> _TEXTE À LIRE_
○ ○ ○ ○ ○
L’année suivante, l’Empire russe a participé aux Jeux olympiques de Stockholm. Les deux matchs qu’il y a disputés se sont soldés par des défaites. Toutefois, personne n’avait d’attentes pour cette équipe, car le football commençait à peine à se développer en Russie. Les VIe Jeux olympiques d’été, qui devaient avoir lieu à Berlin en 1916, ont été quant à eux annulés à cause de la Première Guerre mondiale.

Alors que Piotr était sorti diplômé du gymnasium Alexandre Ier, il souhaitait faire sa vie dans le football. L’année 1917 l’a toutefois forcé à repenser son avenir. Il se préparait à rejoindre le front, après ses études à l’école d’officier de Peterhof, quand la Russie est sortie du conflit.
○ ○ ○ ○ ○
> _CONSIGNE DE TRAVAIL_
Pour chacune des affirmations (a), (b) et (c), indiquez par oui ou par non si elle concorde avec le texte à lire, en citant textuellement les mots qui tranchent. (a) L’Empire russe a remporté un match aux Jeux olympiques de Stockholm. (b) Les Jeux olympiques prévus à Berlin en 1916 ont été annulés en raison de la Première Guerre mondiale. (c) Piotr a combattu au front pendant la guerre. Le matériel présenté ensuite provient d’une autre source que le texte à lire.
○ ○ ○ ○ ○
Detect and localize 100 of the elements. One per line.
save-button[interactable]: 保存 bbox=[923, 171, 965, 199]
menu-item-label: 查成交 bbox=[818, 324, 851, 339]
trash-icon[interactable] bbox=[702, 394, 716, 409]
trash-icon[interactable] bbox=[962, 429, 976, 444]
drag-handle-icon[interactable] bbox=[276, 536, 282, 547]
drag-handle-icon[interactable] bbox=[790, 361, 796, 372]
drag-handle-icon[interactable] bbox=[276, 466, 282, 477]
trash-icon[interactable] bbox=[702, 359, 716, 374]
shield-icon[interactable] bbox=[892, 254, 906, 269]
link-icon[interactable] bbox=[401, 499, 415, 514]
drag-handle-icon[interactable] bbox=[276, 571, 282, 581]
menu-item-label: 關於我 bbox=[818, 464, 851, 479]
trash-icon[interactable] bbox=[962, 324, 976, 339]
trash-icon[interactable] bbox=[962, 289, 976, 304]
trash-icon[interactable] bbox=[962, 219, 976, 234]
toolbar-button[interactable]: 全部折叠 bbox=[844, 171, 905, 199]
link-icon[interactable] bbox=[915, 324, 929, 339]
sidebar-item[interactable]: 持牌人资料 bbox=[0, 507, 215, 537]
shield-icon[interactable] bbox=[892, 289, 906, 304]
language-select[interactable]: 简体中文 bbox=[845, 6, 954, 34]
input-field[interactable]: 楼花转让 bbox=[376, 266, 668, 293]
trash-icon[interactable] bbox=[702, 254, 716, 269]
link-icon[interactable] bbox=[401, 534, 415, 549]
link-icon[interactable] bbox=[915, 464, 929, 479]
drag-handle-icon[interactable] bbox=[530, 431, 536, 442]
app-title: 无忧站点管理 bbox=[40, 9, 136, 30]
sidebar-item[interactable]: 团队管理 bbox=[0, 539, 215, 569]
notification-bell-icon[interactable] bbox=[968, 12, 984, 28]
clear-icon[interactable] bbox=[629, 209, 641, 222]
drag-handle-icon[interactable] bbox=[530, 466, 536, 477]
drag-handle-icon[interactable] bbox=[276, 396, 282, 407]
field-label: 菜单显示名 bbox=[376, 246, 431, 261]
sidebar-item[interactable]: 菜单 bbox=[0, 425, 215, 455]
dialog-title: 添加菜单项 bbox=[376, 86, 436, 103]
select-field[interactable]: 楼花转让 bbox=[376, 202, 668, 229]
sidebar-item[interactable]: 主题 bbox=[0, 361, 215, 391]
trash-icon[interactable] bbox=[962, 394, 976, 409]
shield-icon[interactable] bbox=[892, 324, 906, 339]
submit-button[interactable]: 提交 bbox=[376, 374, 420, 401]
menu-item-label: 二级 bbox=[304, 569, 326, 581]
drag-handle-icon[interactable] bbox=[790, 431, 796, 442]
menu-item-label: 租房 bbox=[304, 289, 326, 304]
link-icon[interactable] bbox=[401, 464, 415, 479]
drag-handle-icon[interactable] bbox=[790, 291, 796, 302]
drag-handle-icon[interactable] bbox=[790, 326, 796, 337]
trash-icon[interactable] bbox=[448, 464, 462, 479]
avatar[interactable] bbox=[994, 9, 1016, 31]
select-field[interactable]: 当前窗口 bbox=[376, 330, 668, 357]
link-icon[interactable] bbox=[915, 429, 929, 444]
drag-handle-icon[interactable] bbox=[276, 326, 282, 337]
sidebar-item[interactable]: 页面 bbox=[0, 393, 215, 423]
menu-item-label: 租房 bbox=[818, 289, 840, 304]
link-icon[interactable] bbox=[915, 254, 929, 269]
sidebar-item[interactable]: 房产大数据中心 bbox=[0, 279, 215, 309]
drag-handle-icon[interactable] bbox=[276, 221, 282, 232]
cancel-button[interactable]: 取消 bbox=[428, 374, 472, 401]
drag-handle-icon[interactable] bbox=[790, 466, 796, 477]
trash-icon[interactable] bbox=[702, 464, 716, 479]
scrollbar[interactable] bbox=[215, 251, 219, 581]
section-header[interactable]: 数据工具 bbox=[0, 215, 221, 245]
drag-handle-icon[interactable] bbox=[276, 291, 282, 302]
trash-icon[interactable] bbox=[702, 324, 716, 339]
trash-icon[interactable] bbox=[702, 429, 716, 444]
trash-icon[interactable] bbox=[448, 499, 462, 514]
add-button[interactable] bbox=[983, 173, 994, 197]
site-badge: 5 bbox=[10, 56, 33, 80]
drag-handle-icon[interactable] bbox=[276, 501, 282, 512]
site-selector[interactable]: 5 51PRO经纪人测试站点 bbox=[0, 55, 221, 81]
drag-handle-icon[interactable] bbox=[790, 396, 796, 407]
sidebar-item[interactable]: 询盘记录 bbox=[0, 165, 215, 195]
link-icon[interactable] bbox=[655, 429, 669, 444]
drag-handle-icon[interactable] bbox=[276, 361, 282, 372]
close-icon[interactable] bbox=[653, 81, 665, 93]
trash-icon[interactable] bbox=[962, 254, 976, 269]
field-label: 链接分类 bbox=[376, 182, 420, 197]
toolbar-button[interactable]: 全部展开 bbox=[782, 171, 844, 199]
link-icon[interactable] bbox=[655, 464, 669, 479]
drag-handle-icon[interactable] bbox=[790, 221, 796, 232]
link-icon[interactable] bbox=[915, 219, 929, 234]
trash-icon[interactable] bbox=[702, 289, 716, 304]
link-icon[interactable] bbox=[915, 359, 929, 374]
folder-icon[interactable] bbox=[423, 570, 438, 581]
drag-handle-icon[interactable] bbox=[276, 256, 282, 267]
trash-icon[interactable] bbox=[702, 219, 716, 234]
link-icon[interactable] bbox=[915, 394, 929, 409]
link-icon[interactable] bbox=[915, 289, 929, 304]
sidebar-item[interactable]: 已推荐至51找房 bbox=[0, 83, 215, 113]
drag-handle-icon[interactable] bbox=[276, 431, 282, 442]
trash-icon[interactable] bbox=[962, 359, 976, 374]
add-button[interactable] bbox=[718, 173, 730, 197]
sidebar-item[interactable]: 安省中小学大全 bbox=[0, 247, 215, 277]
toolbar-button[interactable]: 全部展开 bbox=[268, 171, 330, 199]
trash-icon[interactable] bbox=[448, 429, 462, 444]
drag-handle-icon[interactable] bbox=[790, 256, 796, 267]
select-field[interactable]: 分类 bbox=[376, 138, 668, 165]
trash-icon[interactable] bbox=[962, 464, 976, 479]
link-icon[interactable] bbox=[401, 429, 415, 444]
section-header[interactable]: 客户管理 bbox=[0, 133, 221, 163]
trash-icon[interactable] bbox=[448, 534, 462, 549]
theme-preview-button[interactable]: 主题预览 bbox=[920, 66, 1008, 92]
○ ○ ○ ○ ○
> _RÉPONSE RÉDIGÉE_
(a) Non : « Les deux matchs qu’il y a disputés se sont soldés par des défaites. »
(b) Oui : « Les VIe Jeux olympiques d’été, qui devaient avoir lieu à Berlin en 1916, ont été quant à eux annulés à cause de la Première Guerre mondiale. »
(c) Non : « Il se préparait à rejoindre le front, après ses études à l’école d’officier de Peterhof, quand la Russie est sortie du conflit. »